__CHALLENGE__
From the entries below, gather each line containing the word "close".

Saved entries
******************************

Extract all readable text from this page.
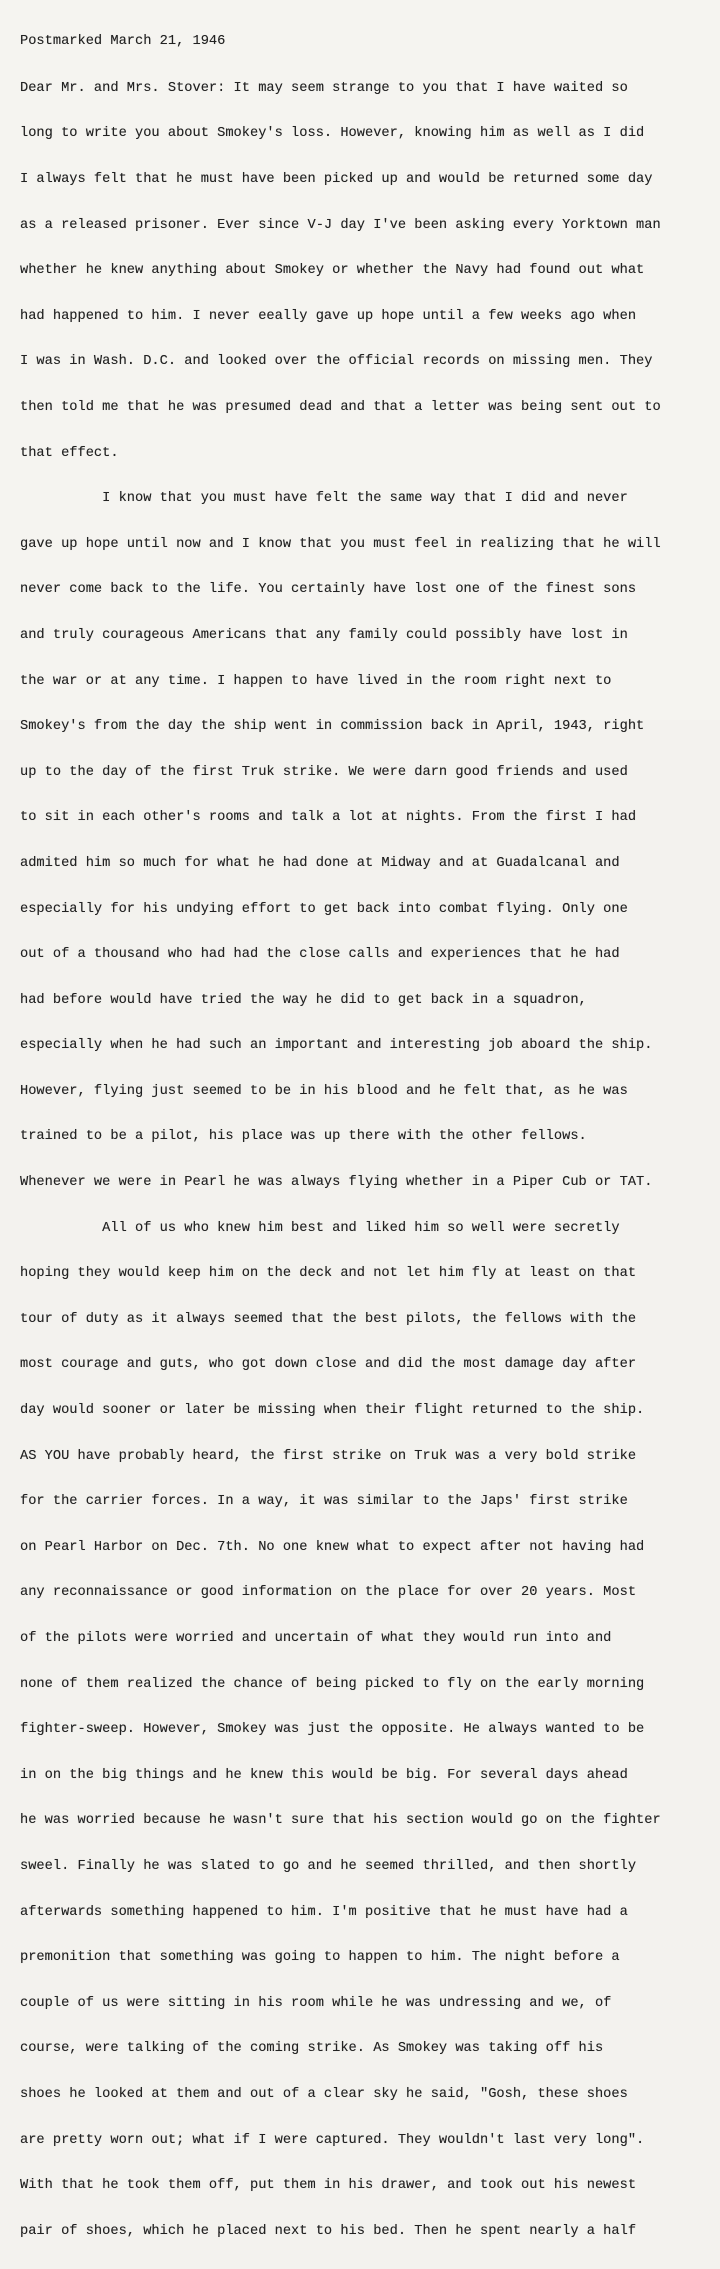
Postmarked March 21, 1946

Dear Mr. and Mrs. Stover: It may seem strange to you that I have waited so

long to write you about Smokey's loss. However, knowing him as well as I did

I always felt that he must have been picked up and would be returned some day

as a released prisoner. Ever since V-J day I've been asking every Yorktown man

whether he knew anything about Smokey or whether the Navy had found out what

had happened to him. I never eeally gave up hope until a few weeks ago when

I was in Wash. D.C. and looked over the official records on missing men. They

then told me that he was presumed dead and that a letter was being sent out to

that effect.

I know that you must have felt the same way that I did and never

gave up hope until now and I know that you must feel in realizing that he will

never come back to the life. You certainly have lost one of the finest sons

and truly courageous Americans that any family could possibly have lost in

the war or at any time. I happen to have lived in the room right next to

Smokey's from the day the ship went in commission back in April, 1943, right

up to the day of the first Truk strike. We were darn good friends and used

to sit in each other's rooms and talk a lot at nights. From the first I had

admited him so much for what he had done at Midway and at Guadalcanal and

especially for his undying effort to get back into combat flying. Only one

out of a thousand who had had the close calls and experiences that he had

had before would have tried the way he did to get back in a squadron,

especially when he had such an important and interesting job aboard the ship.

However, flying just seemed to be in his blood and he felt that, as he was

trained to be a pilot, his place was up there with the other fellows.

Whenever we were in Pearl he was always flying whether in a Piper Cub or TAT.

All of us who knew him best and liked him so well were secretly

hoping they would keep him on the deck and not let him fly at least on that

tour of duty as it always seemed that the best pilots, the fellows with the

most courage and guts, who got down close and did the most damage day after

day would sooner or later be missing when their flight returned to the ship.

AS YOU have probably heard, the first strike on Truk was a very bold strike

for the carrier forces. In a way, it was similar to the Japs' first strike

on Pearl Harbor on Dec. 7th. No one knew what to expect after not having had

any reconnaissance or good information on the place for over 20 years. Most

of the pilots were worried and uncertain of what they would run into and

none of them realized the chance of being picked to fly on the early morning

fighter-sweep. However, Smokey was just the opposite. He always wanted to be

in on the big things and he knew this would be big. For several days ahead

he was worried because he wasn't sure that his section would go on the fighter

sweel. Finally he was slated to go and he seemed thrilled, and then shortly

afterwards something happened to him. I'm positive that he must have had a

premonition that something was going to happen to him. The night before a

couple of us were sitting in his room while he was undressing and we, of

course, were talking of the coming strike. As Smokey was taking off his

shoes he looked at them and out of a clear sky he said, "Gosh, these shoes

are pretty worn out; what if I were captured. They wouldn't last very long".

With that he took them off, put them in his drawer, and took out his newest

pair of shoes, which he placed next to his bed. Then he spent nearly a half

******************************

__EXERCISE RESULT__
out of a thousand who had had the close calls and experiences that he had
most courage and guts, who got down close and did the most damage day after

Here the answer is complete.